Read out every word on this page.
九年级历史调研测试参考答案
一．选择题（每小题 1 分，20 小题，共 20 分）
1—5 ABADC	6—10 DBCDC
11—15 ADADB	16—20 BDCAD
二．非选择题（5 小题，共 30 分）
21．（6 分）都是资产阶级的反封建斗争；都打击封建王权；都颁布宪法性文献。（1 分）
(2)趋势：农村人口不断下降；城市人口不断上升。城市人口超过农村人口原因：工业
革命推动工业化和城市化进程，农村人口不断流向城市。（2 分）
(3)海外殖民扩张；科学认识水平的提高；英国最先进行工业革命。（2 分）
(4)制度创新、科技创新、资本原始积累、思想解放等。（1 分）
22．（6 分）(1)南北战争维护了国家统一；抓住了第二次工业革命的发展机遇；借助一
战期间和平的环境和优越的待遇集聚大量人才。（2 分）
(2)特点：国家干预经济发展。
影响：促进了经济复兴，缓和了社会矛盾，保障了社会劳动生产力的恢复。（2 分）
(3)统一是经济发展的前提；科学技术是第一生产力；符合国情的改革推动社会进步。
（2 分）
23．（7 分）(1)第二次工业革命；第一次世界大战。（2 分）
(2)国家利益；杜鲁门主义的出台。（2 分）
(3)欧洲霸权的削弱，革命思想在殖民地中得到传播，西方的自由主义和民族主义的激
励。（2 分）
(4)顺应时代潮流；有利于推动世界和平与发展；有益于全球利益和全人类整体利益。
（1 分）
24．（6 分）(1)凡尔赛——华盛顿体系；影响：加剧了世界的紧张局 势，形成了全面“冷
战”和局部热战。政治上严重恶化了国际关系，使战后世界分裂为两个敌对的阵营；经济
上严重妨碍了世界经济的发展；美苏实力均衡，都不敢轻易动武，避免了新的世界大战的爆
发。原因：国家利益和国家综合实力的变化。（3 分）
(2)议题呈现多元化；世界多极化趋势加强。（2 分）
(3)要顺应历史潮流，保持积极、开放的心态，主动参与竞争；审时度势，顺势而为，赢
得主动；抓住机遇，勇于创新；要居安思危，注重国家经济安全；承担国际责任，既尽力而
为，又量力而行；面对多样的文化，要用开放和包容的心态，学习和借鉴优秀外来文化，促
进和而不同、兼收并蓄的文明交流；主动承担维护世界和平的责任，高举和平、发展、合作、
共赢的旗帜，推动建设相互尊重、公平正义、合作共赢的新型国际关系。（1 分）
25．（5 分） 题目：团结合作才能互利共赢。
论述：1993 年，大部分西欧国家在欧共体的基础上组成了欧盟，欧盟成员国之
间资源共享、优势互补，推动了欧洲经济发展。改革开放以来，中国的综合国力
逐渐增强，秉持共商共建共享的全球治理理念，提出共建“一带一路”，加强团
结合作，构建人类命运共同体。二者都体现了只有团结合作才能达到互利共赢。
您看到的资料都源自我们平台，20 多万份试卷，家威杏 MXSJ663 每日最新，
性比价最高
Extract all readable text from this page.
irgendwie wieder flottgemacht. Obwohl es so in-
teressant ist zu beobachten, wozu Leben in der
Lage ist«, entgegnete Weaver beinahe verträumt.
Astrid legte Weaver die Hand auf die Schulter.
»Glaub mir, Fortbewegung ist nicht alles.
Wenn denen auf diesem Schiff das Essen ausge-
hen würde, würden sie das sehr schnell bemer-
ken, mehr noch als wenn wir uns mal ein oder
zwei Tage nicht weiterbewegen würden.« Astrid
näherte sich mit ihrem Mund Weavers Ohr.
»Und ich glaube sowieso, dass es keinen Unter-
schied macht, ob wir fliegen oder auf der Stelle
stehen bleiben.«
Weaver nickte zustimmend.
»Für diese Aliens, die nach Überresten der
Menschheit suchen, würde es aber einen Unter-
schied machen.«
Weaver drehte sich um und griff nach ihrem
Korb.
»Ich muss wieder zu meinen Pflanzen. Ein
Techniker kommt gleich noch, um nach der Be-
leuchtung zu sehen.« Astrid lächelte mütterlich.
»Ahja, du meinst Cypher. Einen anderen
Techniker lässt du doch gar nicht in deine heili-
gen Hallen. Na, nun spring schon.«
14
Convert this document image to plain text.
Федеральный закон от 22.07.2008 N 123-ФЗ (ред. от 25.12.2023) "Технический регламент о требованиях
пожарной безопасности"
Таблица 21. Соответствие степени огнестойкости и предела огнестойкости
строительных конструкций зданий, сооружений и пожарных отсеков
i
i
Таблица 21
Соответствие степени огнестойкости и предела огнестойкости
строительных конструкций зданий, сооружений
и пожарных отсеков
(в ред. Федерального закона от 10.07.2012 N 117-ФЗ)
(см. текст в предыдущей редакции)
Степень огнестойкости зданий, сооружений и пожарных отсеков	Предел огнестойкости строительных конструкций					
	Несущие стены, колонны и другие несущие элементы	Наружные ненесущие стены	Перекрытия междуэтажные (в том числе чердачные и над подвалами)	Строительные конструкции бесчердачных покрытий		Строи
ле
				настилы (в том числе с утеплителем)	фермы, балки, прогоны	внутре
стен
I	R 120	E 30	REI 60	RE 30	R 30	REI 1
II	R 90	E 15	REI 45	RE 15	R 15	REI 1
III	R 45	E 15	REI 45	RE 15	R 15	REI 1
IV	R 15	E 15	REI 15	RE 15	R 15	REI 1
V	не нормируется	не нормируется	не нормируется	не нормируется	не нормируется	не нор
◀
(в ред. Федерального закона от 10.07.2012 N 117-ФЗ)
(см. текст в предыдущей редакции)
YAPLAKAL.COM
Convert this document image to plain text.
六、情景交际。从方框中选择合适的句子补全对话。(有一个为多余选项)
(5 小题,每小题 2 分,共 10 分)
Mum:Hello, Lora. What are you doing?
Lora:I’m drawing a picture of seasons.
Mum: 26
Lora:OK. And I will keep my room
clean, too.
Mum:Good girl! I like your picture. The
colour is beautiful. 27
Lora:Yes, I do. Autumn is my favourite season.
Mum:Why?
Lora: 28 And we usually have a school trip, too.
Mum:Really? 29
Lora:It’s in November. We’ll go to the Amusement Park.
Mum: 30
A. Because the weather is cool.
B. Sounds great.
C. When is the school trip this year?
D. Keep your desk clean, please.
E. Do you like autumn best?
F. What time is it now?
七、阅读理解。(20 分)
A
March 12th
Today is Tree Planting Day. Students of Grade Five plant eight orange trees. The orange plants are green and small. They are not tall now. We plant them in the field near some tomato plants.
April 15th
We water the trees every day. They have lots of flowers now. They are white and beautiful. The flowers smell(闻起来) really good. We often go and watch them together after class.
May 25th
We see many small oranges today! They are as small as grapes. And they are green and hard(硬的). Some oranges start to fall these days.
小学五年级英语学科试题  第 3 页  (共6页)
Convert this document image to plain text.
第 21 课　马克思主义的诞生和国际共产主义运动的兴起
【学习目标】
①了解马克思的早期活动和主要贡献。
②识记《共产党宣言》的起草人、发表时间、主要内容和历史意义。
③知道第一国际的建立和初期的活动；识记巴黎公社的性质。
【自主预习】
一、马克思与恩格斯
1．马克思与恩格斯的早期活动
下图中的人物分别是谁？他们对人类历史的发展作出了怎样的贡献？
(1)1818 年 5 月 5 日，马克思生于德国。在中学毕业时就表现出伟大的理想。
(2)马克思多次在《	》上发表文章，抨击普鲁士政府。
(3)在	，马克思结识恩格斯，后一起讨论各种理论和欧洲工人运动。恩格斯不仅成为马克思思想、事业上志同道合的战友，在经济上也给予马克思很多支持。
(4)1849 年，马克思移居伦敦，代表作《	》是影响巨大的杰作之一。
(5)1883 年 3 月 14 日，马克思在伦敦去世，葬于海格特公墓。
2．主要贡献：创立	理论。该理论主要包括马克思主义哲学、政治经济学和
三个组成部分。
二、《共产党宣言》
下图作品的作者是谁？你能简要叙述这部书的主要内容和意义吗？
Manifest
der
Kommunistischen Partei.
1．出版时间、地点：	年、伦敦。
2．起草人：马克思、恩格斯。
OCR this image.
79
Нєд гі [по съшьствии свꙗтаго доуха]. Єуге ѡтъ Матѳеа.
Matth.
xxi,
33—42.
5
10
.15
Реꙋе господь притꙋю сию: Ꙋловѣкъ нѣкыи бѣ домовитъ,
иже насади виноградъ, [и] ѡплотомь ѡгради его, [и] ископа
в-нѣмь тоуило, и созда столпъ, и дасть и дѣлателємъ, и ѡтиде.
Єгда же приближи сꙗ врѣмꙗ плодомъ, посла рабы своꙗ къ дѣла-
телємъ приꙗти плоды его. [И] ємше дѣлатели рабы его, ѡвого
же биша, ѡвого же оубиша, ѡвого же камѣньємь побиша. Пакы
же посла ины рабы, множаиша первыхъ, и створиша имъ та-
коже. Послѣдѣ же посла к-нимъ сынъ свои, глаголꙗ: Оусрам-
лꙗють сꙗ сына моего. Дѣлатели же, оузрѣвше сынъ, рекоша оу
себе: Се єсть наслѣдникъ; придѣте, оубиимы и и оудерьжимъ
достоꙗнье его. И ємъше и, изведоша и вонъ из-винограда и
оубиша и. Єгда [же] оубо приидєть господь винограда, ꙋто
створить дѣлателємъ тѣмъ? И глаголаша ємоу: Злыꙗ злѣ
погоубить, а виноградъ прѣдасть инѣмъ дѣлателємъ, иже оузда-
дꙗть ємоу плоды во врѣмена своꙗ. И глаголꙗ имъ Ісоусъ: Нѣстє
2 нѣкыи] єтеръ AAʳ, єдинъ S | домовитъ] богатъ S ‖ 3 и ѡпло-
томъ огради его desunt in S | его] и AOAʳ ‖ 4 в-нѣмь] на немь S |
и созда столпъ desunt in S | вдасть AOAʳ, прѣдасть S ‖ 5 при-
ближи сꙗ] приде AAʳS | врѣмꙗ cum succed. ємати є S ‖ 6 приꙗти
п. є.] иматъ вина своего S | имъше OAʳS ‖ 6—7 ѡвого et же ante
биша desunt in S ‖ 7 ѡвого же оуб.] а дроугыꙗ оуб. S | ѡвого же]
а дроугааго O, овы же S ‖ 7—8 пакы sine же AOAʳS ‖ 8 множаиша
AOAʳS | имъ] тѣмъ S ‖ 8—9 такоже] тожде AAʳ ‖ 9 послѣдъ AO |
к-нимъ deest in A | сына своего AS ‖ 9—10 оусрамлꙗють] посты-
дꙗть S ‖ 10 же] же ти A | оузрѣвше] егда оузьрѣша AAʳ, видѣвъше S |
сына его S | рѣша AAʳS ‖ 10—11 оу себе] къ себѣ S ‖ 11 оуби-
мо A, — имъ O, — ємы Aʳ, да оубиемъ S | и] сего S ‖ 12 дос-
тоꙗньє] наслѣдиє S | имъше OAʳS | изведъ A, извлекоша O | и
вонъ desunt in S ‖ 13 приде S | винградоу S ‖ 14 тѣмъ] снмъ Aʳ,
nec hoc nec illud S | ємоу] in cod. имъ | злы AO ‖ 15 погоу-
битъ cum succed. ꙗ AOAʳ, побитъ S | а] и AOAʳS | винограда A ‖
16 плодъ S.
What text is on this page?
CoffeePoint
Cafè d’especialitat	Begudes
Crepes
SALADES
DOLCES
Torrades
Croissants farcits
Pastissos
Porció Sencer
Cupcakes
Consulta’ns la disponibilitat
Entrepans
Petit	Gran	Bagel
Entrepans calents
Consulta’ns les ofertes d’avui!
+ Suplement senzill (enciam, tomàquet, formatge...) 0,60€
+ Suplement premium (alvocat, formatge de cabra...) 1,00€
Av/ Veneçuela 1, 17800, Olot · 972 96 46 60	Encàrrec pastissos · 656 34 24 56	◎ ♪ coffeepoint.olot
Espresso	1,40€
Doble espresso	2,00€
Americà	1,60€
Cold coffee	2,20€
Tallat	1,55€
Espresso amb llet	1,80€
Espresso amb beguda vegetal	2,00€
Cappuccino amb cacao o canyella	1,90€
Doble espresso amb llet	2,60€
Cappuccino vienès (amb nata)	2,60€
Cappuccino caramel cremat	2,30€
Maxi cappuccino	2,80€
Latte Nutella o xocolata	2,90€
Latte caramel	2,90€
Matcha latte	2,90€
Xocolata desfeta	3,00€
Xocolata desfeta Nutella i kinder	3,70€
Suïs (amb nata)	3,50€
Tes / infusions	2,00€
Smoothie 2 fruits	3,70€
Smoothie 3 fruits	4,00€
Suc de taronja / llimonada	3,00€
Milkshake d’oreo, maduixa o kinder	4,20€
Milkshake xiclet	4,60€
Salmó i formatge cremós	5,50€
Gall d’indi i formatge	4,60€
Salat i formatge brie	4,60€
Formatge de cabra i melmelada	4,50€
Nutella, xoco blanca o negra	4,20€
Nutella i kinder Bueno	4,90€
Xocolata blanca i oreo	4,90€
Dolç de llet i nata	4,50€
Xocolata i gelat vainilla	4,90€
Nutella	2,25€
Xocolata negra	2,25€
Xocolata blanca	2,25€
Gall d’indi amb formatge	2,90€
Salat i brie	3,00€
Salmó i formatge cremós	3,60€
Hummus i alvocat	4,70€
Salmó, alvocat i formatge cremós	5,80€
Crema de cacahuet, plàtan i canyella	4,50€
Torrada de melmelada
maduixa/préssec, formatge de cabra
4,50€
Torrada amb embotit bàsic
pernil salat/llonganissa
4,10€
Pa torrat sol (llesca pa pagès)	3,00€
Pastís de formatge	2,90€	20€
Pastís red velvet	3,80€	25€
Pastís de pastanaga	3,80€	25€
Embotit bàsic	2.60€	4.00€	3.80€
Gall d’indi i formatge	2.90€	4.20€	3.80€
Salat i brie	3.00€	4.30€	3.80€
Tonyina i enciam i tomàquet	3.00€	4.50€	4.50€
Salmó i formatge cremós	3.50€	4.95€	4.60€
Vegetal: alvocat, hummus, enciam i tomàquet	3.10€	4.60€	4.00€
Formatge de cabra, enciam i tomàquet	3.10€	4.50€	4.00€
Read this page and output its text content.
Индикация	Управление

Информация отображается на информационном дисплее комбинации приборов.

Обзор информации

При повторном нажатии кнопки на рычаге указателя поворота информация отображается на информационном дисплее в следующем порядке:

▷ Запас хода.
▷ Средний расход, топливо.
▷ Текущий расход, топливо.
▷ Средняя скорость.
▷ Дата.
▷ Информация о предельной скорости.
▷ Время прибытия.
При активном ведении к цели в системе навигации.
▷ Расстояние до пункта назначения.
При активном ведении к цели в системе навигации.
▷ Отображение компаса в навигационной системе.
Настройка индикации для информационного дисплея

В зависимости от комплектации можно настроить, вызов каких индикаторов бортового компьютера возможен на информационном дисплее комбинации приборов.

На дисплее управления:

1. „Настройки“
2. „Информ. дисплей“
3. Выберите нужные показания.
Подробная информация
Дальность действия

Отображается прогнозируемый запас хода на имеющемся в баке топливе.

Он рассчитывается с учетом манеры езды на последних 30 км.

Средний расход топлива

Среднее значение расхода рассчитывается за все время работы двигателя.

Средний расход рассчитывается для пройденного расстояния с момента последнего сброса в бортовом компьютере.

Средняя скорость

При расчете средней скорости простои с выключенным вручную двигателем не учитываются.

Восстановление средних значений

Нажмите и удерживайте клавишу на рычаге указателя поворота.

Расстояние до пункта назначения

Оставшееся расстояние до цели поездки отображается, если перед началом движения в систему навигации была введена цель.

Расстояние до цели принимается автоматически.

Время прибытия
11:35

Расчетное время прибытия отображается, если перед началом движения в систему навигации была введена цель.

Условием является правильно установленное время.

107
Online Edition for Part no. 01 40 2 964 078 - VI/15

---

### Task requirements
Count the lines in the records above that contain the word "page", and give only that number.

### Exercise result
4